Aim: Go through the listing below and list every line with "premium".

Entries provided:
-*-*-

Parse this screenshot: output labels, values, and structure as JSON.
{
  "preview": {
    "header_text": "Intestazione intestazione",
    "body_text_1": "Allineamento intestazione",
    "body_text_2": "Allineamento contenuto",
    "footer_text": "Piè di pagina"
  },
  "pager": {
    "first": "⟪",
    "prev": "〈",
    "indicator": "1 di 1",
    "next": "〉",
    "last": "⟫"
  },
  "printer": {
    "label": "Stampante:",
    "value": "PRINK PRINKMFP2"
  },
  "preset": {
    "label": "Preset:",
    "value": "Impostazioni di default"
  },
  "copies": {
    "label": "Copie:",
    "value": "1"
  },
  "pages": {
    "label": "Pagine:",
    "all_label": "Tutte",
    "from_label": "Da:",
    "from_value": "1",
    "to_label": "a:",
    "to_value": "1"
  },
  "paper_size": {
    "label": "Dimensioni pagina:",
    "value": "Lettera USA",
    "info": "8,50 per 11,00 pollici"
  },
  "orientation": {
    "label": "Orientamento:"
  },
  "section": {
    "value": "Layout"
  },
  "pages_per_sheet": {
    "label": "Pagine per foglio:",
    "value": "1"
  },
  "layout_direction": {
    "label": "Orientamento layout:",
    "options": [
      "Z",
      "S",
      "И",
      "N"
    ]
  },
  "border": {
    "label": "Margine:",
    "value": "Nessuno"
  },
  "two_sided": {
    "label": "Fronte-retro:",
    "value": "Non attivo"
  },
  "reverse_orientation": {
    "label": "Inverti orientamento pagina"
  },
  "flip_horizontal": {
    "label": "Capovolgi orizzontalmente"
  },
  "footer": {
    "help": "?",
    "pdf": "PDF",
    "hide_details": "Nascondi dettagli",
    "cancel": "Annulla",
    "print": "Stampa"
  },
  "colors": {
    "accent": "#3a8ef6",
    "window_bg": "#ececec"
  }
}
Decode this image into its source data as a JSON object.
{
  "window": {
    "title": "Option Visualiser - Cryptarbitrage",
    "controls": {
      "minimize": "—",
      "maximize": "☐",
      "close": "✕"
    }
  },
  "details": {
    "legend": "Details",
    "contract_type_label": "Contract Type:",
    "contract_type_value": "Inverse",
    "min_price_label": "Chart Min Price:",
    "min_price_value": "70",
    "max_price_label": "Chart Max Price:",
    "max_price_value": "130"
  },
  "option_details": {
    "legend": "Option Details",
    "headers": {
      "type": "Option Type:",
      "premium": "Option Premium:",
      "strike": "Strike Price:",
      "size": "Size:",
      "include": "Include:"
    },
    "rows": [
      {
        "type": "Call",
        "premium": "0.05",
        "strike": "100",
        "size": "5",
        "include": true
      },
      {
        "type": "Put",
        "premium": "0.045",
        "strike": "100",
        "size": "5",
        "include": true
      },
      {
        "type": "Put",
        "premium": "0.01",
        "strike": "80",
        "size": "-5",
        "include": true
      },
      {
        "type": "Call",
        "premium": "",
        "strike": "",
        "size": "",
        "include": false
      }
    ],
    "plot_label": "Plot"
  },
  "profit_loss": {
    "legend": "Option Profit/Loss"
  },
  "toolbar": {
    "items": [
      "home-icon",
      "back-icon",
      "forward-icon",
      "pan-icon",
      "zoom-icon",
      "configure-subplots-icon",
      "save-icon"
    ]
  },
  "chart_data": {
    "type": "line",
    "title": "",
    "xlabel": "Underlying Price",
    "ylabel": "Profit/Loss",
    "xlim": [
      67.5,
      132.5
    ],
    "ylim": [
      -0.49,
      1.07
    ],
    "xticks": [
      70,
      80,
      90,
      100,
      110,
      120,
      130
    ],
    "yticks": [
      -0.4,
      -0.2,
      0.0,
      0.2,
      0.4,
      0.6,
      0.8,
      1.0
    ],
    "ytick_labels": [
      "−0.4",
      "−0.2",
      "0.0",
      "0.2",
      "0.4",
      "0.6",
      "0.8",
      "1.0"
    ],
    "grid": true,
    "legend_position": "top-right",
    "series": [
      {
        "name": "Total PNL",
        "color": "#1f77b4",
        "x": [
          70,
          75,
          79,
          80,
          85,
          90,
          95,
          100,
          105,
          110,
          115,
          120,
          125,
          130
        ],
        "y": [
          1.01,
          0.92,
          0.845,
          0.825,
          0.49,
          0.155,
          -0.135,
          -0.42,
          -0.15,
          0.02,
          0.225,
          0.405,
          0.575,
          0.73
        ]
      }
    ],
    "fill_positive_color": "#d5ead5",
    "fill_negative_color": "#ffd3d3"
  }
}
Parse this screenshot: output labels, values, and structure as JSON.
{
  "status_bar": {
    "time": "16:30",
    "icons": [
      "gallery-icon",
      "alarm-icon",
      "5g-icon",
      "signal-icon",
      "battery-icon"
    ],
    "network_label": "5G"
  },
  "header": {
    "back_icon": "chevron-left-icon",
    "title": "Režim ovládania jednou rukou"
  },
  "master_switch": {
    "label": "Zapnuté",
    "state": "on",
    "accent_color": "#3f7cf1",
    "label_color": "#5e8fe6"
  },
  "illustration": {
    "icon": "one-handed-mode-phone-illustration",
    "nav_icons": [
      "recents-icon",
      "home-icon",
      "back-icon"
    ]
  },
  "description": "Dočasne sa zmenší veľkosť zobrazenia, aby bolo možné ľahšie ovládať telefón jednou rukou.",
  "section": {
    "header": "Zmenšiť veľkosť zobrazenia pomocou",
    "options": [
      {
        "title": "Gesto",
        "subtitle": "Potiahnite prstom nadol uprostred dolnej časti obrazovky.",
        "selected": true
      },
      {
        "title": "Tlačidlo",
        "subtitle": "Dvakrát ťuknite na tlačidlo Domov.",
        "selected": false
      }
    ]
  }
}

-*-*-

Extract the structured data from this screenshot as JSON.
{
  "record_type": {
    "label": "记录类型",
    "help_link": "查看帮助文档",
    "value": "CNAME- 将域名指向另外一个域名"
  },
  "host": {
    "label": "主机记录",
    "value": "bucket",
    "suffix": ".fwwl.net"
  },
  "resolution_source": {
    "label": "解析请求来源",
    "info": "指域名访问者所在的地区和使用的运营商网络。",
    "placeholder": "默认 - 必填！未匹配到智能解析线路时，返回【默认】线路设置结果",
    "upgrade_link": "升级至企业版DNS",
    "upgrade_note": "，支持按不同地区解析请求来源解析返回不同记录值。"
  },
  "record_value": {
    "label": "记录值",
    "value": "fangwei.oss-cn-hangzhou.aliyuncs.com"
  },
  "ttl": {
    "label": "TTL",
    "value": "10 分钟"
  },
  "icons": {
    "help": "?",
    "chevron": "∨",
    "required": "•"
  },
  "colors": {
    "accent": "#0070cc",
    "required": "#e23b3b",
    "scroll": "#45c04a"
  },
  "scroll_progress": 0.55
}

-*-*-

Written reply:
      "premium": "Option Premium:",
        "premium": "0.05",
        "premium": "0.045",
        "premium": "0.01",
        "premium": "",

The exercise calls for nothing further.